* To-do list:
1. In the capacitor problem, why does the solution give the potential difference between the electrodes as 14 V? Answer in one to three sentences.
2. Reproduce the capacitor problem text between "Capacitance C = ε₀" and "of battery .", inclusive.

* Document passage:
----------------

Question

Two 13.0-cm-diameter electrodes 0.59 cm apart form a parallel-plate capacitor. The electrodes are attached by metal wires to the terminals of a 14 V battery. What is the charge on each electrode after insulating handles are used to pull the electrodes away from each other until they are 1.7 cm apart? The electrodes remain connected to the battery during this process. What is the electric field strength inside the capacitor after insulating handles are used to pull the electrodes away from each other until they are 1.7 cm apart? The electrodes remain connected to the battery during this process. What is the potential difference between the electrodes after insulating handles are used to pull the electrodes away from each other until they are 1.7 cm apart? The electrodes remain connected to the battery during this process.

Answer 1

Step-by-step explanation:

The capacitor is of parallel plate capacitor type

Capacitance C = ε₀ A / 4π d

ε₀ is 8.85 x 10⁻¹² , A is plate area and d is distance between plate .

d = 1.7 cm

C = 8.85 x 10⁻¹² x π x (6.5 x 10⁻² )² / 4π x 1.7 x 10⁻²

= 55 x 10⁻¹⁴F .

Charge on each electrode = C x V , V is voltage of battery .

= 55 x 10⁻¹⁴ x 14

= 770 x 10⁻¹⁴ C

Electric field strength = V / d where V is potential difference of battery , d is distance between plate .

= 14 / 1.7 x 10⁻²

= 8.23 x 10² V / m

The potential difference between plate

= potential difference of the battery

= 14 V .

----------------

Saved entries:
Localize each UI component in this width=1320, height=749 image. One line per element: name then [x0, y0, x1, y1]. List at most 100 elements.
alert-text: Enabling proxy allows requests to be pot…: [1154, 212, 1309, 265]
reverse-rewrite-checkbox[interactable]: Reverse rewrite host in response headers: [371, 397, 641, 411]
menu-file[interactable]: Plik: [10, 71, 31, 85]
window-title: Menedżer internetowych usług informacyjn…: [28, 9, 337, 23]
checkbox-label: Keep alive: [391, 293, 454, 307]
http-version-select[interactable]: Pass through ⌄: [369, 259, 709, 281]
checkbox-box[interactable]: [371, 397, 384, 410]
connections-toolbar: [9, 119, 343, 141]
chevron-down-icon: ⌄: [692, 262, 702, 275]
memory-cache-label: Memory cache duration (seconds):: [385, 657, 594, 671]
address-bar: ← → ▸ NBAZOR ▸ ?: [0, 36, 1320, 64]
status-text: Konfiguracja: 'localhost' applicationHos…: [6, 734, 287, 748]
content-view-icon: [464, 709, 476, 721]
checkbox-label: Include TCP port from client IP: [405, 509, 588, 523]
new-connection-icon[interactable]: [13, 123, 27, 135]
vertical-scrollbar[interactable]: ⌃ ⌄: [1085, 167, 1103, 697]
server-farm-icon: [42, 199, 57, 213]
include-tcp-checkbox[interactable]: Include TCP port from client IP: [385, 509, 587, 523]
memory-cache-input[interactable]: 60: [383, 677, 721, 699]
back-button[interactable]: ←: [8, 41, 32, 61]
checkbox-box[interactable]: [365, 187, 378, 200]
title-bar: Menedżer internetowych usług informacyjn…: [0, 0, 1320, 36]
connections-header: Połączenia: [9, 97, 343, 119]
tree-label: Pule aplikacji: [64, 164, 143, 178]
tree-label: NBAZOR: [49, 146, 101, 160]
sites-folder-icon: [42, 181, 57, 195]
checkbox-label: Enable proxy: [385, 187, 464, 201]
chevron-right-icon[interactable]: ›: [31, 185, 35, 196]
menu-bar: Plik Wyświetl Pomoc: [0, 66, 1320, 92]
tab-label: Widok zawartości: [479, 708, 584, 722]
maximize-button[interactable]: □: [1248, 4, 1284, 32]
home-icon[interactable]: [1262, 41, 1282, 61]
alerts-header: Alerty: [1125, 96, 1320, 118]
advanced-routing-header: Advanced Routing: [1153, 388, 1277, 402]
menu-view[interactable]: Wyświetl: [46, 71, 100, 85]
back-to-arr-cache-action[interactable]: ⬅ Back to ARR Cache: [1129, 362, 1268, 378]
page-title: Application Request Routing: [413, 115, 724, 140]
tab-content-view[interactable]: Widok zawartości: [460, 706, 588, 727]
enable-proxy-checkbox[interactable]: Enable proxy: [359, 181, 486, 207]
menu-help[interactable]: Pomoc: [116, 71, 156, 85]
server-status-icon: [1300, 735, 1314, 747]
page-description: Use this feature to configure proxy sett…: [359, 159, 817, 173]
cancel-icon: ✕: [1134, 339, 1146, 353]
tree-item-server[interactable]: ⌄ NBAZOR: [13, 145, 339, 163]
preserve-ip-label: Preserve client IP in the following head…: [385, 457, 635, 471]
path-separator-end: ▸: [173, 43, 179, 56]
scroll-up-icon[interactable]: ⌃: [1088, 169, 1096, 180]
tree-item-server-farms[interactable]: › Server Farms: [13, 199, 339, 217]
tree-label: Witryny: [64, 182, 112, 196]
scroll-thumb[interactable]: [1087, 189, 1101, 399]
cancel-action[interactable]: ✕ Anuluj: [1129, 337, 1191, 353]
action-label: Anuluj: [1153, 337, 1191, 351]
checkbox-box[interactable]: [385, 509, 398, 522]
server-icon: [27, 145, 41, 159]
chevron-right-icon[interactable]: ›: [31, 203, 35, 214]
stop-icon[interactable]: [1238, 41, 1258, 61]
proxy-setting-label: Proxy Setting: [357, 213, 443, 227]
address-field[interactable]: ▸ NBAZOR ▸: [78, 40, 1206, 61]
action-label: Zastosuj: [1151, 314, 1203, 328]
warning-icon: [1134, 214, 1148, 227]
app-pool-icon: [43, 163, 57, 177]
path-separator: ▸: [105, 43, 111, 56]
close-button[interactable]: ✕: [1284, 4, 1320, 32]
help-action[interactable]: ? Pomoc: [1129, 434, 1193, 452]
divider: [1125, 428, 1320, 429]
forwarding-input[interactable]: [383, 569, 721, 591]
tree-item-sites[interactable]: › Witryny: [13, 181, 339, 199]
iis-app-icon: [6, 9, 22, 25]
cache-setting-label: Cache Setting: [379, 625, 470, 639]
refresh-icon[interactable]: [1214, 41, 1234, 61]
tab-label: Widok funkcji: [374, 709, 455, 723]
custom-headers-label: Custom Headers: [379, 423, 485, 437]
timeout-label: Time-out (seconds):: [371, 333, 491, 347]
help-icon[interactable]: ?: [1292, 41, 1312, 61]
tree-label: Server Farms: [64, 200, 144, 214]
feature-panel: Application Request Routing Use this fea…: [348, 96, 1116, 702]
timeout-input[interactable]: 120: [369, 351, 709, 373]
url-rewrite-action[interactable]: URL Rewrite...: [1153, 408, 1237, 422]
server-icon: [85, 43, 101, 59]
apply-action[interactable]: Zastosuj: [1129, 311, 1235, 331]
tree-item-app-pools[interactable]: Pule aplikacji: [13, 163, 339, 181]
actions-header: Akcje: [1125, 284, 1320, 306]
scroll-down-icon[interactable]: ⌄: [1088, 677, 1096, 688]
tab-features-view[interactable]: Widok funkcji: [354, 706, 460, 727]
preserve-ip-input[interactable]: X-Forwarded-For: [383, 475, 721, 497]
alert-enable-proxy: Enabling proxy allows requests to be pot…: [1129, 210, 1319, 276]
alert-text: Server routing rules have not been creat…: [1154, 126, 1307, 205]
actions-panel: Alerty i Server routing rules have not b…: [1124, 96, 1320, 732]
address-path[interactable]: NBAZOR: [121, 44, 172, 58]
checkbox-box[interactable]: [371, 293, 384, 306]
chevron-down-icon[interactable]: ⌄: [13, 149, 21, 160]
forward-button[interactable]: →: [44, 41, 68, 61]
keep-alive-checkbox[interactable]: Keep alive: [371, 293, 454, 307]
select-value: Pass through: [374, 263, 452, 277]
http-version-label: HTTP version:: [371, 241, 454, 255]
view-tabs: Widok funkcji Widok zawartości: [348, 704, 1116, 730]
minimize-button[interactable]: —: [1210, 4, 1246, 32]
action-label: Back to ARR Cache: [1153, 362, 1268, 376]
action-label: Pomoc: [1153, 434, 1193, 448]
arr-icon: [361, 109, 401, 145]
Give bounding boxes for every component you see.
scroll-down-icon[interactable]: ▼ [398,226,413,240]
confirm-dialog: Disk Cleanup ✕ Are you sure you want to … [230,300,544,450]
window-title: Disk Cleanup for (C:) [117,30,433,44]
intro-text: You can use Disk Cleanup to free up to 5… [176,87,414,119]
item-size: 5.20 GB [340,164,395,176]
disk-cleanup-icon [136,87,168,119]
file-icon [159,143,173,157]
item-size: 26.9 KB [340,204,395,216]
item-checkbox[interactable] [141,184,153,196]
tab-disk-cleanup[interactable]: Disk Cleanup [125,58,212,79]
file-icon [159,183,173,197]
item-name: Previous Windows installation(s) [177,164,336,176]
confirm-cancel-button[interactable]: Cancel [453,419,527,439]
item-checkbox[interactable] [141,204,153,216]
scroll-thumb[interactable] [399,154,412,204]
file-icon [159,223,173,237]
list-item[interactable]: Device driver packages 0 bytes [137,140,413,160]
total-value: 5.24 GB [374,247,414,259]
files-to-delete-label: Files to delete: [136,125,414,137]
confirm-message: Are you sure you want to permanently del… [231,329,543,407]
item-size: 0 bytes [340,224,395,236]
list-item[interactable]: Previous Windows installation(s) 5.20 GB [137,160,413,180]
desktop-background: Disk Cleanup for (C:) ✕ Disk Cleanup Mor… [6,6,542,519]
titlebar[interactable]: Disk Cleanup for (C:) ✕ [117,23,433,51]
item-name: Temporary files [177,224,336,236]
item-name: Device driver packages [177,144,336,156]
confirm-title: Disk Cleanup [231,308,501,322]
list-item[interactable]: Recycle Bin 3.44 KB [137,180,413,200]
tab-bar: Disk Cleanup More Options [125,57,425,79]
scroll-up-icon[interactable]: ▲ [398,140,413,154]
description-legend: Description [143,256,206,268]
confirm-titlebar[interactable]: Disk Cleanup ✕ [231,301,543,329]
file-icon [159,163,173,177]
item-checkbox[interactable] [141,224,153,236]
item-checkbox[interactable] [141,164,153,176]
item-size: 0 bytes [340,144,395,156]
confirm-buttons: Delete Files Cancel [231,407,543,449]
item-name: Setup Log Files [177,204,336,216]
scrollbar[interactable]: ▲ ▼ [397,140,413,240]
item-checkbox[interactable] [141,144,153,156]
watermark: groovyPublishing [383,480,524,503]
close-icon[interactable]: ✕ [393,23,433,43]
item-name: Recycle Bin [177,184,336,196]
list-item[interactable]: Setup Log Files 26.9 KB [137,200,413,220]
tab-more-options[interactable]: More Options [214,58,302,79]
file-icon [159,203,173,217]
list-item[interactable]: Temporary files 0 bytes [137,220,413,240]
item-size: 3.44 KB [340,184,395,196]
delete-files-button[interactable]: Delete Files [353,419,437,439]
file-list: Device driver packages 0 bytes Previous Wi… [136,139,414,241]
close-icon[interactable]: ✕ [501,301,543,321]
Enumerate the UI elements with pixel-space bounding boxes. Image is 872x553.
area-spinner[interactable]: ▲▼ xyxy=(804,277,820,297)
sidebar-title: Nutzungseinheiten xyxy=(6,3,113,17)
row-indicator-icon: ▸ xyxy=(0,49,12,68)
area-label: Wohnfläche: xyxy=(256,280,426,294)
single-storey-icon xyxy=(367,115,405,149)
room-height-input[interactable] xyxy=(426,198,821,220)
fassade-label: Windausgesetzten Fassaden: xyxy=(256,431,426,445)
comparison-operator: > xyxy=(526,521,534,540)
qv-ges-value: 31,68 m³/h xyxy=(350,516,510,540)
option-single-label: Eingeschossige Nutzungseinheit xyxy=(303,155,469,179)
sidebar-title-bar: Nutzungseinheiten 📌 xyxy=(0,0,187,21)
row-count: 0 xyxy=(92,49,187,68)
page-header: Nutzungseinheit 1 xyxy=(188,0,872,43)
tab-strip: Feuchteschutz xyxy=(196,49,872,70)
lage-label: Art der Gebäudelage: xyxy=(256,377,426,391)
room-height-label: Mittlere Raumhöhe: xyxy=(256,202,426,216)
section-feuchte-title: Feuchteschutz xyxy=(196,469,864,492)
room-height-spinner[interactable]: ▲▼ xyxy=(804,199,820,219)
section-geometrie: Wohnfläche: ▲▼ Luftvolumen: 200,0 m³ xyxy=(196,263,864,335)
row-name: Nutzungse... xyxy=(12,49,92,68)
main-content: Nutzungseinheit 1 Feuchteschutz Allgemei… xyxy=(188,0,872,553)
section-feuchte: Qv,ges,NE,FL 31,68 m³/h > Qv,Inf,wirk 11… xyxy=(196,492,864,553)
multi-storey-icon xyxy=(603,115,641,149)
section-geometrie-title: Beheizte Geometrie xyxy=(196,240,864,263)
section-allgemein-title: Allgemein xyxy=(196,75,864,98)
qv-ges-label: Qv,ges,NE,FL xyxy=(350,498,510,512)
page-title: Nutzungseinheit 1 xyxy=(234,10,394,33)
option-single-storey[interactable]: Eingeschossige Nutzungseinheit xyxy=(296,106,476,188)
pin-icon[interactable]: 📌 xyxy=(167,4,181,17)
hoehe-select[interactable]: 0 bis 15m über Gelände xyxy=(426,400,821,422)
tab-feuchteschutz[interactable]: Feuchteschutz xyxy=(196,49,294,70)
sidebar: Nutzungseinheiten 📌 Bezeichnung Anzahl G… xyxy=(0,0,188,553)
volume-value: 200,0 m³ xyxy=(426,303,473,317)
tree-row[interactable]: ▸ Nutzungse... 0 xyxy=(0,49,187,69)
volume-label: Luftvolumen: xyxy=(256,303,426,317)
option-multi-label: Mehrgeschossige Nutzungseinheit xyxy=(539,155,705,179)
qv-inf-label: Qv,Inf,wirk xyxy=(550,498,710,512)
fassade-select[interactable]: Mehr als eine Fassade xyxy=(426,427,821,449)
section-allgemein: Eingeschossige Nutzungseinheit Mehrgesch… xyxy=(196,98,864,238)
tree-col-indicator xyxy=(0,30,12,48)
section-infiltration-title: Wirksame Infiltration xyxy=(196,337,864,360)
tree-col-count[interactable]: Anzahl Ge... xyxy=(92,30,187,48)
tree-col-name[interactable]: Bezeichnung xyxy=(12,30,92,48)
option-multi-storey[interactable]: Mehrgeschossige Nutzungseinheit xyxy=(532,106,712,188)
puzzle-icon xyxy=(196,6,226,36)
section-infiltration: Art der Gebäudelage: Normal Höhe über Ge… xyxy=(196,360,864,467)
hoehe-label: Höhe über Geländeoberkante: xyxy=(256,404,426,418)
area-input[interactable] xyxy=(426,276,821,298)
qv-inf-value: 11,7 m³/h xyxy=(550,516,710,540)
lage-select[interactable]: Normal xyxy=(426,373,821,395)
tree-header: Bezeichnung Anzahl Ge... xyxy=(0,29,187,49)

----------------

* Answers per task:
1. The solution sets the potential difference between the plates equal to the potential difference of the battery, which is 14 V. The problem states that the electrodes remain connected to the battery while they are pulled apart.

2.
Capacitance C = ε₀ A / 4π d

ε₀ is 8.85 x 10⁻¹² , A is plate area and d is distance between plate .

d = 1.7 cm

C = 8.85 x 10⁻¹² x π x (6.5 x 10⁻² )² / 4π x 1.7 x 10⁻²

= 55 x 10⁻¹⁴F .

Charge on each electrode = C x V , V is voltage of battery .